• PROVIDED PASSAGE:
········

The pointer type notation is similar to Pascal. The caret goes in front of type.

-- pointer to a u32
^u32

-- pointer to a mutable u32
^!u32

Arrays

Array dimension go in front of the element type:

    -- 10 element array of element type u32
    [10]u32

Array of different length are not compatible and are different from pointers to the element type.

static_assert typeid_of([10]u32) != typeid_of([2]u32)
static_assert typeid_of([10]u32) != typeid_of(^u32)

The length and fist element of an array can be accessed with:

    -- returns a readonly pointer to the first element of the array
    ... = front(readomly_or_mutable_array)
    -- returns a mutable pointer to the first element of the mutable array
    ... = front!(mutable_array)
    -- returns a `uint` with the length of the array
    ... = len(a_array)

Note: array literals are readonly.

Slices

Slices are essentially fat pointers consisting of pointer to the first element of an array and a length.

    -- regular slice
    slice(u32)

········

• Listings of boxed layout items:

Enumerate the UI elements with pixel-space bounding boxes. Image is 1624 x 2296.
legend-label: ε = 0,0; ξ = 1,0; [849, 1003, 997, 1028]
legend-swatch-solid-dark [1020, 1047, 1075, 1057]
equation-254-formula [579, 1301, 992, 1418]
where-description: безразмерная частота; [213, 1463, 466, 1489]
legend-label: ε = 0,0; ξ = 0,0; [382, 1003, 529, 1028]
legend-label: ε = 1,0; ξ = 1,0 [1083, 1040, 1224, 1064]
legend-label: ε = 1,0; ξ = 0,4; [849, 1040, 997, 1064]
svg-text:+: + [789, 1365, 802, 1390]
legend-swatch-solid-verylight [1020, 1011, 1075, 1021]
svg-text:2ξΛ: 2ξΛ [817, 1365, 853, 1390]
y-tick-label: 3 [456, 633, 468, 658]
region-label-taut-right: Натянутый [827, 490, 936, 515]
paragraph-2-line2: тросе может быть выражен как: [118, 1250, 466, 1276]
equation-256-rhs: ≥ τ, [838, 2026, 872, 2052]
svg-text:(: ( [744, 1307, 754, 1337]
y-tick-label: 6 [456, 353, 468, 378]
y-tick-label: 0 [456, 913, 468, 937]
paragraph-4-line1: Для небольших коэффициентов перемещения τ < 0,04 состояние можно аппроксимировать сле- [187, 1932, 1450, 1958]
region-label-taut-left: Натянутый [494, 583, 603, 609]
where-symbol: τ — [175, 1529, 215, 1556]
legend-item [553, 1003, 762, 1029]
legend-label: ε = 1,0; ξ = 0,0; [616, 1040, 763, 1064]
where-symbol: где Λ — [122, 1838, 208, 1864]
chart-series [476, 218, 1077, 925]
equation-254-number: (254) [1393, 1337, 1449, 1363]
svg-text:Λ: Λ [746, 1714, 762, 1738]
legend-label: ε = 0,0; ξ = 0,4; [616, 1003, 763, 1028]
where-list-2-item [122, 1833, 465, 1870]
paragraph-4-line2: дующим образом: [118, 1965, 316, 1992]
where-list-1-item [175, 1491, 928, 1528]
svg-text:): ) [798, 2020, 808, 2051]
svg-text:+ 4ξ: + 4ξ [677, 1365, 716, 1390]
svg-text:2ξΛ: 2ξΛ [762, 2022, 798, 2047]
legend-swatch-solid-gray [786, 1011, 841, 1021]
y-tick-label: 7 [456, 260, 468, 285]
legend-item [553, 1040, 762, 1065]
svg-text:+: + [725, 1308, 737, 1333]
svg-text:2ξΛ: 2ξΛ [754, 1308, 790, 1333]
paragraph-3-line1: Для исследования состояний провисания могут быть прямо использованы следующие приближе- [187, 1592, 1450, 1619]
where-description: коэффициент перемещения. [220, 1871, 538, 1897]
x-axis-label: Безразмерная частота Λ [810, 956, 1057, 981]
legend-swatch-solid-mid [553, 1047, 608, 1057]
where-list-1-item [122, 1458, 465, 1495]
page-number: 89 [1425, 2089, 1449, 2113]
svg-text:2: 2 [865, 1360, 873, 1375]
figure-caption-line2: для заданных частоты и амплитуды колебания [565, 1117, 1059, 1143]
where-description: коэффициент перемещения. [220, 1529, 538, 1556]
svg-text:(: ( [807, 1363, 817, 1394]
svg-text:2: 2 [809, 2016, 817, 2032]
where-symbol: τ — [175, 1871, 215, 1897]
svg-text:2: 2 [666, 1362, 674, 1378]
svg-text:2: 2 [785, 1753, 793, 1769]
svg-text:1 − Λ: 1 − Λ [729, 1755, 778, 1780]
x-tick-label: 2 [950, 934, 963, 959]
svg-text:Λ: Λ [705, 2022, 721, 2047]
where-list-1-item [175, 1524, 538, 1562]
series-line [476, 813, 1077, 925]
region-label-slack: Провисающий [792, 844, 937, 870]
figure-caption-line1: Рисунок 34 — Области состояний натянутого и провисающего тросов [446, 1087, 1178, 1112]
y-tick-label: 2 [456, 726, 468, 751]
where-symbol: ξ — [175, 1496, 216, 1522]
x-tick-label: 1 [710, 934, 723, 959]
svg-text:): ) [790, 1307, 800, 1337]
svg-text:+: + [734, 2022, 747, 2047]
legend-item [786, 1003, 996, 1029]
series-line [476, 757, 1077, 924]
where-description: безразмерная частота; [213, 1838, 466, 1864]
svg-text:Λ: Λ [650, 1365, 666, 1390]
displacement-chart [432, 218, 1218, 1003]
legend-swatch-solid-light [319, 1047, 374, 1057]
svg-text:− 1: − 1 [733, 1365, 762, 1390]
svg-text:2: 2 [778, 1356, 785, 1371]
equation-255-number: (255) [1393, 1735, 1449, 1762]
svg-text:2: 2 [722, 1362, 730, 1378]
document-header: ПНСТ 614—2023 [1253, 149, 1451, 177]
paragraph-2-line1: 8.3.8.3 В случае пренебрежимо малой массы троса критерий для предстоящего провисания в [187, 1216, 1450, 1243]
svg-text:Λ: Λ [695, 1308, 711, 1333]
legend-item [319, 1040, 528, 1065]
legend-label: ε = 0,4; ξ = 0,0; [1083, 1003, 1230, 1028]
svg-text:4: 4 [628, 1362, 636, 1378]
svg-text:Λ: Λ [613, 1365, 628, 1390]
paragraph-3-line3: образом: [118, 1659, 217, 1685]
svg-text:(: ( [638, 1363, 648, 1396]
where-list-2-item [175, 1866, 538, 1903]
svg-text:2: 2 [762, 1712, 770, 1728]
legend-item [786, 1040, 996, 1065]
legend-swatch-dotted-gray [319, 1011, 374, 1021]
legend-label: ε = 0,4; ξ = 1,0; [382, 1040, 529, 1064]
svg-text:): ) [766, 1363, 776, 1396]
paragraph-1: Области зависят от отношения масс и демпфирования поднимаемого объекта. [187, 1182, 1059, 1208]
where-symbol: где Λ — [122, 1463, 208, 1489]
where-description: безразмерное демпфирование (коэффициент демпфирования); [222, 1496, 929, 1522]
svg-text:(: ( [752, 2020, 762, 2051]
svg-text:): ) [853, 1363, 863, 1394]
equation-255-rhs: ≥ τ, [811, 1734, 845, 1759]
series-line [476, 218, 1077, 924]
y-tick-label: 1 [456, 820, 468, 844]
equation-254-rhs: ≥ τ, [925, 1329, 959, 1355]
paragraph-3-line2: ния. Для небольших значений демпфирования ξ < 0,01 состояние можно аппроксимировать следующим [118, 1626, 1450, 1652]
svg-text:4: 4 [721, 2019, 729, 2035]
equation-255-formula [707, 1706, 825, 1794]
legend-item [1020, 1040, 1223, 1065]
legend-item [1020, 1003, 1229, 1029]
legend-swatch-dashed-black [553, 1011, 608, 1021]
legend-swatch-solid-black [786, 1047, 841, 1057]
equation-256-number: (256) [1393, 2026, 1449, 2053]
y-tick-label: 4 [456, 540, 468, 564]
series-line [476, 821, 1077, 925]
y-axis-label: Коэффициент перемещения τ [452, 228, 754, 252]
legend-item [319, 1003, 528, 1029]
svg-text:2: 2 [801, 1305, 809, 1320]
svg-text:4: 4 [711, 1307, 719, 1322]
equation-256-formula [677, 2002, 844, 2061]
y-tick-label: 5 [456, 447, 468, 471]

········

• PROBLEM A: Give the stretch of rows from the start of the rows through the line containing "legend-label: ε = 1,0; ξ = 1,0" as a Markdown table with the columns Number and Line, leaving out blank lines.
• PROBLEM B: Take the passage on pointer, array, and slice notation further, picking up from where it stops.
The rows bear no relation to the passage on pointer, array, and slice notation.

• EXPECTED OUTPUT A:
| Number | Line |
|---|---|
| 1 | Enumerate the UI elements with pixel-space bounding boxes. Image is 1624 x 2296. |
| 2 | legend-label: ε = 0,0; ξ = 1,0; [849, 1003, 997, 1028] |
| 3 | legend-swatch-solid-dark [1020, 1047, 1075, 1057] |
| 4 | equation-254-formula [579, 1301, 992, 1418] |
| 5 | where-description: безразмерная частота; [213, 1463, 466, 1489] |
| 6 | legend-label: ε = 0,0; ξ = 0,0; [382, 1003, 529, 1028] |
| 7 | legend-label: ε = 1,0; ξ = 1,0 [1083, 1040, 1224, 1064] |

• EXPECTED OUTPUT B:
    -- mutable slice
    slice!(u32)

The two components of a slice can be accessed with:

    -- returns a readonly pointer to the first element of the slice
    ... = front(readomly_or_mutable_slice)
    -- returns a mutable pointer to the first element of the mutable slice
    ... = front!(mutable_slice)
    -- returns a `uint` with the length of the slice.
    ... = len(a_slice)

Function types

Function types can be described like so:

    funtype(param1 type1, param2 type2, ...) return-type

Records

Record types, essentially C-structs, can be declared like so:

rec Date:
    year u16
    month u8
    day   u8
    hour u8
    minute u8
    second u8

There are plans to have per field private/public access control but for now if the rec is annotated with pub all fields are externally visible.

Enums

Enum types can be declared like so:

enum Color u8:
    blue auto
    green 10
    red auto

This declares an enum Color with 3 members (red, green, blue) with an underlying type of u8. auto is using the previously assigned value incremented by 1 or zero if it is the first member. So in the above example we get:

Color:blue has value 0
Color:green has value 10
Color:red has value 11

Enums are C-like in that they are essentially named integer constants. Unlike C, enums members are always used "fully qualified" using a single colon.

Type shortcuts and wrapped types

Abbreviations for length types can be declared like so:

type t1 = funtype(x u8, y u8) u1

This is strictly an abbreviation, the lhs and the rhs can be used interchangeably in the code.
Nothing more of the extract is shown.